* TASK INSTRUCTIONS
Select and copy out every line in the records containing "pair".

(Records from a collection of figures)
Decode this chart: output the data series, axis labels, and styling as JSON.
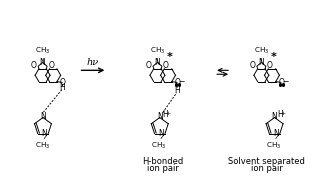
{
  "background_color": "#ffffff",
  "fig_width": 3.17,
  "fig_height": 1.8,
  "dpi": 100,
  "label_hbonded_line1": "H-bonded",
  "label_hbonded_line2": "ion pair",
  "label_solvent_line1": "Solvent separated",
  "label_solvent_line2": "ion pair",
  "hv_label": "hν",
  "font_size_labels": 6.0,
  "font_size_chem": 5.2,
  "font_size_atom": 5.5,
  "text_color": "#000000",
  "lw": 0.7
}
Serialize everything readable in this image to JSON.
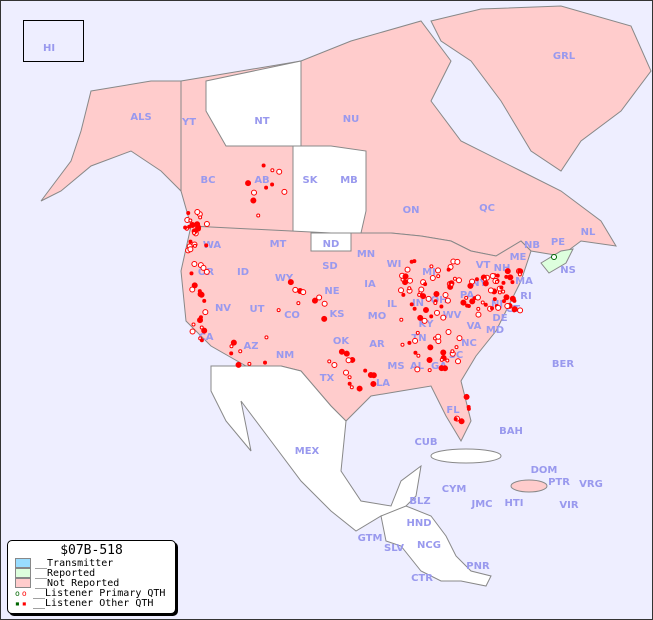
{
  "legend": {
    "title": "$07B-518",
    "items": [
      {
        "label": "__Transmitter",
        "color": "#99ddff"
      },
      {
        "label": "__Reported",
        "color": "#ddffdd"
      },
      {
        "label": "__Not Reported",
        "color": "#ffcccc"
      },
      {
        "label": "__Listener Primary QTH"
      },
      {
        "label": "__Listener Other QTH"
      }
    ]
  },
  "colors": {
    "ocean": "#eeeeff",
    "not_reported": "#ffcccc",
    "reported": "#ddffdd",
    "unlisted": "#ffffff",
    "label": "#9999ee",
    "listener": "#ff0000"
  },
  "regions": [
    "HI",
    "ALS",
    "YT",
    "NT",
    "NU",
    "GRL",
    "BC",
    "AB",
    "SK",
    "MB",
    "ON",
    "QC",
    "NL",
    "NB",
    "PE",
    "NS",
    "WA",
    "OR",
    "ID",
    "MT",
    "WY",
    "ND",
    "SD",
    "NE",
    "MN",
    "WI",
    "IA",
    "IL",
    "MI",
    "IN",
    "OH",
    "PA",
    "NY",
    "VT",
    "NH",
    "ME",
    "MA",
    "CT",
    "RI",
    "NJ",
    "DE",
    "MD",
    "WV",
    "VA",
    "NV",
    "UT",
    "CO",
    "KS",
    "MO",
    "KY",
    "CA",
    "AZ",
    "NM",
    "OK",
    "AR",
    "TN",
    "NC",
    "SC",
    "MS",
    "AL",
    "GA",
    "TX",
    "LA",
    "FL",
    "MEX",
    "BER",
    "BAH",
    "CUB",
    "DOM",
    "PTR",
    "VRG",
    "CYM",
    "JMC",
    "HTI",
    "VIR",
    "BLZ",
    "HND",
    "GTM",
    "SLV",
    "NCG",
    "CTR",
    "PNR"
  ]
}
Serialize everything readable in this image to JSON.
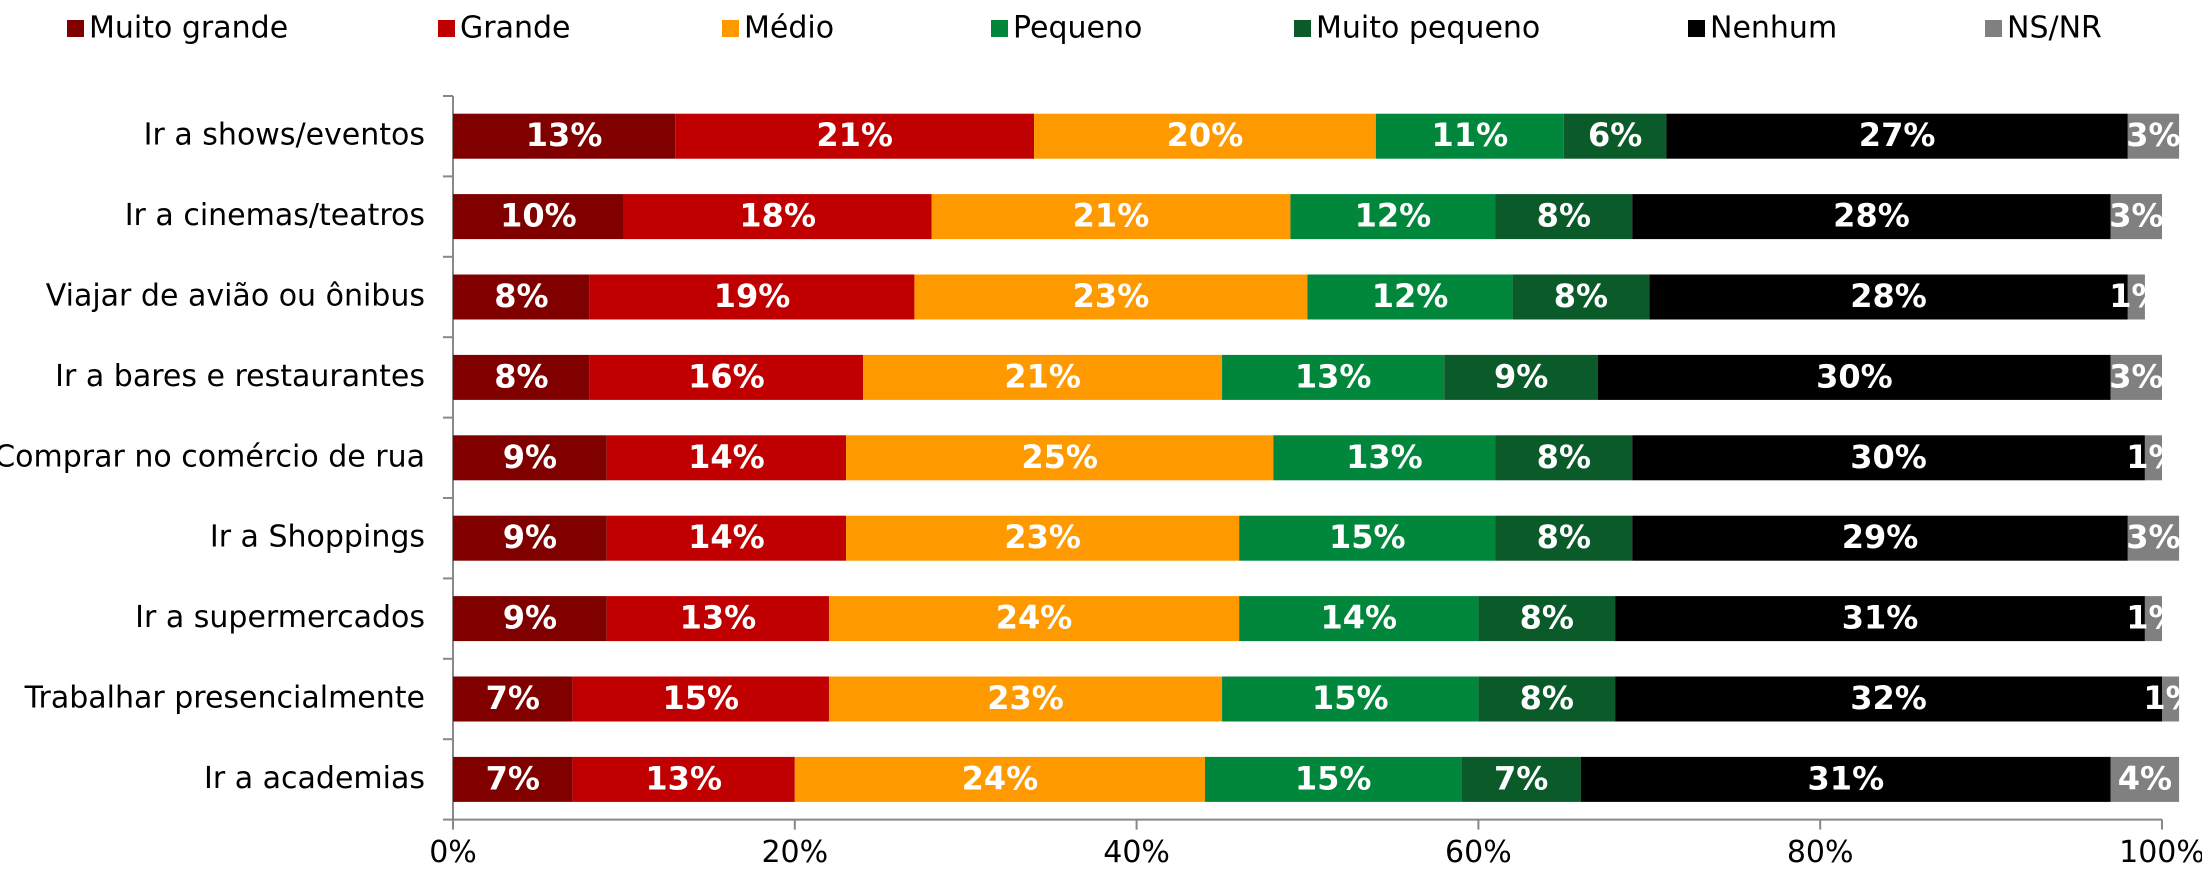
{
  "chart_data": {
    "type": "stacked-barh",
    "categories": [
      "Ir a shows/eventos",
      "Ir a cinemas/teatros",
      "Viajar de avião ou ônibus",
      "Ir a bares e restaurantes",
      "Comprar no comércio de rua",
      "Ir a Shoppings",
      "Ir a supermercados",
      "Trabalhar presencialmente",
      "Ir a academias"
    ],
    "series": [
      {
        "name": "Muito grande",
        "color": "#800000",
        "values": [
          13,
          10,
          8,
          8,
          9,
          9,
          9,
          7,
          7
        ],
        "value_labels": [
          "13%",
          "10%",
          "8%",
          "8%",
          "9%",
          "9%",
          "9%",
          "7%",
          "7%"
        ]
      },
      {
        "name": "Grande",
        "color": "#c00000",
        "values": [
          21,
          18,
          19,
          16,
          14,
          14,
          13,
          15,
          13
        ],
        "value_labels": [
          "21%",
          "18%",
          "19%",
          "16%",
          "14%",
          "14%",
          "13%",
          "15%",
          "13%"
        ]
      },
      {
        "name": "Médio",
        "color": "#ff9900",
        "values": [
          20,
          21,
          23,
          21,
          25,
          23,
          24,
          23,
          24
        ],
        "value_labels": [
          "20%",
          "21%",
          "23%",
          "21%",
          "25%",
          "23%",
          "24%",
          "23%",
          "24%"
        ]
      },
      {
        "name": "Pequeno",
        "color": "#00873c",
        "values": [
          11,
          12,
          12,
          13,
          13,
          15,
          14,
          15,
          15
        ],
        "value_labels": [
          "11%",
          "12%",
          "12%",
          "13%",
          "13%",
          "15%",
          "14%",
          "15%",
          "15%"
        ]
      },
      {
        "name": "Muito pequeno",
        "color": "#0b5a2a",
        "values": [
          6,
          8,
          8,
          9,
          8,
          8,
          8,
          8,
          7
        ],
        "value_labels": [
          "6%",
          "8%",
          "8%",
          "9%",
          "8%",
          "8%",
          "8%",
          "8%",
          "7%"
        ]
      },
      {
        "name": "Nenhum",
        "color": "#000000",
        "values": [
          27,
          28,
          28,
          30,
          30,
          29,
          31,
          32,
          31
        ],
        "value_labels": [
          "27%",
          "28%",
          "28%",
          "30%",
          "30%",
          "29%",
          "31%",
          "32%",
          "31%"
        ]
      },
      {
        "name": "NS/NR",
        "color": "#808080",
        "values": [
          3,
          3,
          1,
          3,
          1,
          3,
          1,
          1,
          4
        ],
        "value_labels": [
          "3%",
          "3%",
          "1%",
          "3%",
          "1%",
          "3%",
          "1%",
          "1%",
          "4%"
        ]
      }
    ],
    "xlim": [
      0,
      100
    ],
    "xticks": [
      {
        "value": 0,
        "label": "0%"
      },
      {
        "value": 20,
        "label": "20%"
      },
      {
        "value": 40,
        "label": "40%"
      },
      {
        "value": 60,
        "label": "60%"
      },
      {
        "value": 80,
        "label": "80%"
      },
      {
        "value": 100,
        "label": "100%"
      }
    ],
    "legend": "top"
  }
}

* FULL SOLUTION
  "label_hbonded_line2": "ion pair",
  "label_solvent_line2": "ion pair",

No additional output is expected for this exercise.